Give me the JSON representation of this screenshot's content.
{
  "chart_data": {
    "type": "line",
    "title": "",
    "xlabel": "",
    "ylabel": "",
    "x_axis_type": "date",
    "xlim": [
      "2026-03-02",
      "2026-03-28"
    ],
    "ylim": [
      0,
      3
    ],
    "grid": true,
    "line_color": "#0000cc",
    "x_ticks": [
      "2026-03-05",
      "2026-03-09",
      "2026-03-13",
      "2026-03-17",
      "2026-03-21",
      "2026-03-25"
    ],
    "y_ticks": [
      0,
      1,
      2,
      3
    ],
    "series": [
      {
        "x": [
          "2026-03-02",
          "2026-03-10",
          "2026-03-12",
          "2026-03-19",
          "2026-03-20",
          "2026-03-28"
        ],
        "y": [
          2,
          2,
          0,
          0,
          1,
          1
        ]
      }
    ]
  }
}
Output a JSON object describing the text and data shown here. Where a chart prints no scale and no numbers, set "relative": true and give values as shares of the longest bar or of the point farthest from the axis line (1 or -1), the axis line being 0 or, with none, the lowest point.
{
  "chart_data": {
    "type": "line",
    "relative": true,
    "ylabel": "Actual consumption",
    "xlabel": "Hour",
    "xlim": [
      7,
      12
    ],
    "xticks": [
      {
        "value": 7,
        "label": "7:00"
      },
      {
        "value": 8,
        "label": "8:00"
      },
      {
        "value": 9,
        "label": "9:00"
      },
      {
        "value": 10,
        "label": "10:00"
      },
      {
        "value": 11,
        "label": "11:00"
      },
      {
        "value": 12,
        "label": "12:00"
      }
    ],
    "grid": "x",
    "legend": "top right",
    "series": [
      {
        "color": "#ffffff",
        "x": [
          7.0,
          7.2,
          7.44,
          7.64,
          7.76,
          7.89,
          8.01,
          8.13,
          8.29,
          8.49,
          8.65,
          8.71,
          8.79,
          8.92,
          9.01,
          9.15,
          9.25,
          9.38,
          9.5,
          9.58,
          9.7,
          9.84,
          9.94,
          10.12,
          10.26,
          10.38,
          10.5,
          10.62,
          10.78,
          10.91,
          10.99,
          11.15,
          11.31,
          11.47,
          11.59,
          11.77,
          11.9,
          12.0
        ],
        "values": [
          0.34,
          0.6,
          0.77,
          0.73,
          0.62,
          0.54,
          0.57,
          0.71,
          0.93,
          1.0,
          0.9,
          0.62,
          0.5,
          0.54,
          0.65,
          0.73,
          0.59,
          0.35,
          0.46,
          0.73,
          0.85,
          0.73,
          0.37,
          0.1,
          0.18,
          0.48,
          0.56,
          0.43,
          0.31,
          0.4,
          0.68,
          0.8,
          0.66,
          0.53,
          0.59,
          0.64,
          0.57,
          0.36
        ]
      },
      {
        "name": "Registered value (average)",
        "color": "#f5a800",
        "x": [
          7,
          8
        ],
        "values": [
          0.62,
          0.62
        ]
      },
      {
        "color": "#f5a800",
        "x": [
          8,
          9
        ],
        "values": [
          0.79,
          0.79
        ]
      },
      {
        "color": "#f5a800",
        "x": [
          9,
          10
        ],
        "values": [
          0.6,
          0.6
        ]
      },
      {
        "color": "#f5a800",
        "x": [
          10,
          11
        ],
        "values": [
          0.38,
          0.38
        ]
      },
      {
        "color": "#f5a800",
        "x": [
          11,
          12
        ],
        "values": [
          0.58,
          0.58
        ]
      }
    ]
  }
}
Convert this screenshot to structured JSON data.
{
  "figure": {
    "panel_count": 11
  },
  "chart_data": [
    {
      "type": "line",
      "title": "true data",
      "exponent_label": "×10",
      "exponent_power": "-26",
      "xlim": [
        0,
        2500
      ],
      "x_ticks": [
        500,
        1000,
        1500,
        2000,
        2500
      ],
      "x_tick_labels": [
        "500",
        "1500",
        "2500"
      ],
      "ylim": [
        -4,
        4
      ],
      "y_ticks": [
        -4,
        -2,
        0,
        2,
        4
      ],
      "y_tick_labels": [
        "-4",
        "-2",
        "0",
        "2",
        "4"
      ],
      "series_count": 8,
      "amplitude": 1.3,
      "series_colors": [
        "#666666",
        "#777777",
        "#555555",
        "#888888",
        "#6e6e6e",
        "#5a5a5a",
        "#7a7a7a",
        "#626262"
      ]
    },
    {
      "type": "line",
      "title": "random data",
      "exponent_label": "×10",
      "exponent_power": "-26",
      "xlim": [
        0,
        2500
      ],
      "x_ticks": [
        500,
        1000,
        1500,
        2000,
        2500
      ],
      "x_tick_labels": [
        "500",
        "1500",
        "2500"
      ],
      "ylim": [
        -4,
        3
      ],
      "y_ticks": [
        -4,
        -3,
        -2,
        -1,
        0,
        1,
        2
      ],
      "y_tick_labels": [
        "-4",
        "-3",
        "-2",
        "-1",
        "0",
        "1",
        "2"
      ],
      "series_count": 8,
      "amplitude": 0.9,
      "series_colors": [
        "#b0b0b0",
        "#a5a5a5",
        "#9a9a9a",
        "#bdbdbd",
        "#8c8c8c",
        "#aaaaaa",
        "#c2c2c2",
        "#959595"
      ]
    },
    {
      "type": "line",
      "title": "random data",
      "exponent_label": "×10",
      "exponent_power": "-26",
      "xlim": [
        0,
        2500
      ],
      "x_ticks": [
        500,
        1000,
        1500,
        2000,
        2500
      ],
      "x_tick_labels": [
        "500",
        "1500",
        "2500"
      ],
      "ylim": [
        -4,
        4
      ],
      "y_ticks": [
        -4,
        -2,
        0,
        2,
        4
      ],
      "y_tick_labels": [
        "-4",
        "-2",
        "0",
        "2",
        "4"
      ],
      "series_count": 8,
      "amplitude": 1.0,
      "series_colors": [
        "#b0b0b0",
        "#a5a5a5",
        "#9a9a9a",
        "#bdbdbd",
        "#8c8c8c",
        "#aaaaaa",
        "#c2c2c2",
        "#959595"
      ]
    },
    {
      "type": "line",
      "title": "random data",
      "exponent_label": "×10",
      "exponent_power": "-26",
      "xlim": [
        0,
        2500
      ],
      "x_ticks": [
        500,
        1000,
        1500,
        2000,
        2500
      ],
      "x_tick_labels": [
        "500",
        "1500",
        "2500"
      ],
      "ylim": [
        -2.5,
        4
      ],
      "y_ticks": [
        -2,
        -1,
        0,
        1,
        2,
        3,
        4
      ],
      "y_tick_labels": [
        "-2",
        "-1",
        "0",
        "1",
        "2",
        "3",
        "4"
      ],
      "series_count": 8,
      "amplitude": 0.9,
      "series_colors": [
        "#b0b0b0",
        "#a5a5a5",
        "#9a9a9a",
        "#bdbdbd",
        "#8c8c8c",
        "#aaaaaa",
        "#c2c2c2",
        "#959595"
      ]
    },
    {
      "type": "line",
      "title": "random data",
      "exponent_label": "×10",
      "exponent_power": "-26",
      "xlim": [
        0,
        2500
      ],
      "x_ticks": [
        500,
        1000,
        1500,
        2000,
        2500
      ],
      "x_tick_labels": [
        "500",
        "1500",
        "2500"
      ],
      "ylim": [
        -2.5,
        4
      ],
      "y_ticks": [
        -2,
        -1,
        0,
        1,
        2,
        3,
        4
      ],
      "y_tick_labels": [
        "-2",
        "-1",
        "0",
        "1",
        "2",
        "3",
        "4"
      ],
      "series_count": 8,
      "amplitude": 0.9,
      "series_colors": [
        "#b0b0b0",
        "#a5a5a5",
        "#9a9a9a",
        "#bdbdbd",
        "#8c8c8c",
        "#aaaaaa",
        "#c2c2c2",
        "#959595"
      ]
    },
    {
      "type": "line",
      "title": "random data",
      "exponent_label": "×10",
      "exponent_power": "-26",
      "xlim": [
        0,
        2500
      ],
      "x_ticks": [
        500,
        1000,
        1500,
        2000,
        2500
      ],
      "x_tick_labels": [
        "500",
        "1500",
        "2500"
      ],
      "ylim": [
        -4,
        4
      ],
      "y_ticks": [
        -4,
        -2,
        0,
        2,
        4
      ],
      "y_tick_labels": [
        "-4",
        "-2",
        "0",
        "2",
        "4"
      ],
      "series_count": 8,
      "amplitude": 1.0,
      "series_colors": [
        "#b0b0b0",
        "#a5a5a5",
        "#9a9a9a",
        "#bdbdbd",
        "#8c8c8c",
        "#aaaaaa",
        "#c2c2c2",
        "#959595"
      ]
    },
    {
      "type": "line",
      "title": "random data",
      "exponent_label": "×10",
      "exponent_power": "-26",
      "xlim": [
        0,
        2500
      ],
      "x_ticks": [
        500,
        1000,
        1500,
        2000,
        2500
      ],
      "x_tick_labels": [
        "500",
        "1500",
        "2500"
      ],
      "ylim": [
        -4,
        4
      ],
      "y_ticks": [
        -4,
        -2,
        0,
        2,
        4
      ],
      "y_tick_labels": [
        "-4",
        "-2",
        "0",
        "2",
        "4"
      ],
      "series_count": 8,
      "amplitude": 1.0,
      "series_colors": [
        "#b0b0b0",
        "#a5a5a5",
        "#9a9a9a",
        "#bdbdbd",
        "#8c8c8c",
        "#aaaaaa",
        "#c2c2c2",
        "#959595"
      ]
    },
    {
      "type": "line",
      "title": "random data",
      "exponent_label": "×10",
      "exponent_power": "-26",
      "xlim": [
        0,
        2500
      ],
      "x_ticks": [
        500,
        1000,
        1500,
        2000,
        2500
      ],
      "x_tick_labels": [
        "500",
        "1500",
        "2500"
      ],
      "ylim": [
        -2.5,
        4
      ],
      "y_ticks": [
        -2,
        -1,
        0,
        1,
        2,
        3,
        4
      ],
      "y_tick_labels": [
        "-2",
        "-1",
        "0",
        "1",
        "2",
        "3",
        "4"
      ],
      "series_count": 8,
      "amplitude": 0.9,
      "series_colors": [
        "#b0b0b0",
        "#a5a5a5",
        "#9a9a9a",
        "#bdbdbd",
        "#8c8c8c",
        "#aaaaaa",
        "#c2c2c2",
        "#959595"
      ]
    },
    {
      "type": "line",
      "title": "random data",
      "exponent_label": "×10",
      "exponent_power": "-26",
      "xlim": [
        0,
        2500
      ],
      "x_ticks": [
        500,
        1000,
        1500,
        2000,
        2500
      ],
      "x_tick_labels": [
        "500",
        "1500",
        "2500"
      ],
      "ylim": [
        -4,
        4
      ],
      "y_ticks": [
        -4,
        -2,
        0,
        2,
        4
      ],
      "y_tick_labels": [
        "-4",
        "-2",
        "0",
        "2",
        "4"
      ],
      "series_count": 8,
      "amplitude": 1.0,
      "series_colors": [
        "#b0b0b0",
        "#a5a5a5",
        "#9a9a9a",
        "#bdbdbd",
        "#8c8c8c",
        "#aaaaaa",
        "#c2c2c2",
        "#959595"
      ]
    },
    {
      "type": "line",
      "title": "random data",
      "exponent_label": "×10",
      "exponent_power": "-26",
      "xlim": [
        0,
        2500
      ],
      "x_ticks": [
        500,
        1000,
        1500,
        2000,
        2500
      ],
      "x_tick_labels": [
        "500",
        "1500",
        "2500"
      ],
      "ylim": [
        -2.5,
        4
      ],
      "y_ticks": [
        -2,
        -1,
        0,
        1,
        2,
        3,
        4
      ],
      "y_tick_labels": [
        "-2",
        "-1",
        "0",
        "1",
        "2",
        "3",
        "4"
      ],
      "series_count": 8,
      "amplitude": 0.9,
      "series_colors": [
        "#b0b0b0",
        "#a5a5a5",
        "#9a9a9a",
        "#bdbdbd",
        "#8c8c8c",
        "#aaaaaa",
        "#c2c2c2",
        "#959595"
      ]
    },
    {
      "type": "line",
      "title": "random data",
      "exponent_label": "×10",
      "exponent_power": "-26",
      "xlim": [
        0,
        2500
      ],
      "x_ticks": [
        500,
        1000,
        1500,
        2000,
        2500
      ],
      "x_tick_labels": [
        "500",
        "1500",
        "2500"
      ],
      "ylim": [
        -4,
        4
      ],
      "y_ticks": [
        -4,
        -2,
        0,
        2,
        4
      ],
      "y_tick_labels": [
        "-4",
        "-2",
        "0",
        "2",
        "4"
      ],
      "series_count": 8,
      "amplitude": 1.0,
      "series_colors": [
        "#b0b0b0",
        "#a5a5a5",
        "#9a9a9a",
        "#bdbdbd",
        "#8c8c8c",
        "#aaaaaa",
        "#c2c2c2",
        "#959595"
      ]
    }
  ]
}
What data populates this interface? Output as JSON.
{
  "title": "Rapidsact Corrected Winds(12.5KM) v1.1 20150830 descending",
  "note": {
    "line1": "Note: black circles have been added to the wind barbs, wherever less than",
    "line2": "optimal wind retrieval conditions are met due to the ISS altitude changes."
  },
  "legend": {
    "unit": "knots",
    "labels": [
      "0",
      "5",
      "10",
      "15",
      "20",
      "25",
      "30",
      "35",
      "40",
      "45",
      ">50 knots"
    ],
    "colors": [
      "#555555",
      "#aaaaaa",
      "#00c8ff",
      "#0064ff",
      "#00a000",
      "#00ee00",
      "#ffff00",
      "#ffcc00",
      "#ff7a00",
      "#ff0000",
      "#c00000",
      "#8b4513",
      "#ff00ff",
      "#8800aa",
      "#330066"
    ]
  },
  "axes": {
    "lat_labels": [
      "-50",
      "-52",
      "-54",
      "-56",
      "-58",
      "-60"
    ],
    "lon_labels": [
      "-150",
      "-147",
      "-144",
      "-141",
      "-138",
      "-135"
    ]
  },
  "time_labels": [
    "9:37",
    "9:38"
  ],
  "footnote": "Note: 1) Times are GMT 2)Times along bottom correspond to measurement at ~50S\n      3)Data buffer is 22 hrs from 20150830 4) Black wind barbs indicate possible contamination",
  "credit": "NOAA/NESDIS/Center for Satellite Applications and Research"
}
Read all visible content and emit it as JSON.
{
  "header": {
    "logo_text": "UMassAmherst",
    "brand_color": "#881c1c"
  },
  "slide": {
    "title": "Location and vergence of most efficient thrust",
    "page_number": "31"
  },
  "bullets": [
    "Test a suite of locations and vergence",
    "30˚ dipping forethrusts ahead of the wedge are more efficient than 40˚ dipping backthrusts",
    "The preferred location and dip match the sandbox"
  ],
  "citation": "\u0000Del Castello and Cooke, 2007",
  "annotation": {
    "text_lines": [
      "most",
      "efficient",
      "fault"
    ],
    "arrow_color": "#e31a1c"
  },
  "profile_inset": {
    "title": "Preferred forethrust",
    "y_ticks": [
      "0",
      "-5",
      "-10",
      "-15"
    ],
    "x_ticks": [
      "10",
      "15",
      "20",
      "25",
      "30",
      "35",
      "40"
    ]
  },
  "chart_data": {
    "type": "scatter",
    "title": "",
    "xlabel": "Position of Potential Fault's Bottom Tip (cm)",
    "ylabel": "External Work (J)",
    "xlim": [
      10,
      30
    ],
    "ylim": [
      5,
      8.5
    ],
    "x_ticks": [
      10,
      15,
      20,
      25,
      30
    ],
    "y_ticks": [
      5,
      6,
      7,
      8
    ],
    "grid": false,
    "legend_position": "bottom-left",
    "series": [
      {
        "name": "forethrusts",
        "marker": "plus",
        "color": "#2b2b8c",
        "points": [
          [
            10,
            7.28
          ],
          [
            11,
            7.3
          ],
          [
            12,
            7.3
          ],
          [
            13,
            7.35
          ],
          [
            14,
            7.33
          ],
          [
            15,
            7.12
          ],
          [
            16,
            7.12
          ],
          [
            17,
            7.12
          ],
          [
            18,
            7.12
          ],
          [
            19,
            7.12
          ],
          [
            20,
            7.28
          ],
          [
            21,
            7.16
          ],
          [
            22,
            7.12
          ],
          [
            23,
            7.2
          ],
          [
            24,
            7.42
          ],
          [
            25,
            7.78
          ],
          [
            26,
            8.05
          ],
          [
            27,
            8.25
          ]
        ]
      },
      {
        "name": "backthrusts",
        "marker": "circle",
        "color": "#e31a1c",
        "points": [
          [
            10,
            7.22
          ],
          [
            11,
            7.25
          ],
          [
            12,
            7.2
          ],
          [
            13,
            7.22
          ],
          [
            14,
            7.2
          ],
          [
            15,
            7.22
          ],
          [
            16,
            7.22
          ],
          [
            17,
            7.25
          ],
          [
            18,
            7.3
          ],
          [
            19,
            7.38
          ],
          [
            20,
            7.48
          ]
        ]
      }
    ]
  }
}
________________
Given instruction:
From the records above, pick out and copy each line holding the word "JSON".

Exercise solution:
Give me the JSON representation of this screenshot's content.
Output a JSON object describing the text and data shown here. Where a chart prints no scale and no numbers, set "relative": true and give values as shares of the longest bar or of the point farthest from the axis line (1 or -1), the axis line being 0 or, with none, the lowest point.
Convert this screenshot to structured JSON data.
What data populates this interface? Output as JSON.
Read all visible content and emit it as JSON.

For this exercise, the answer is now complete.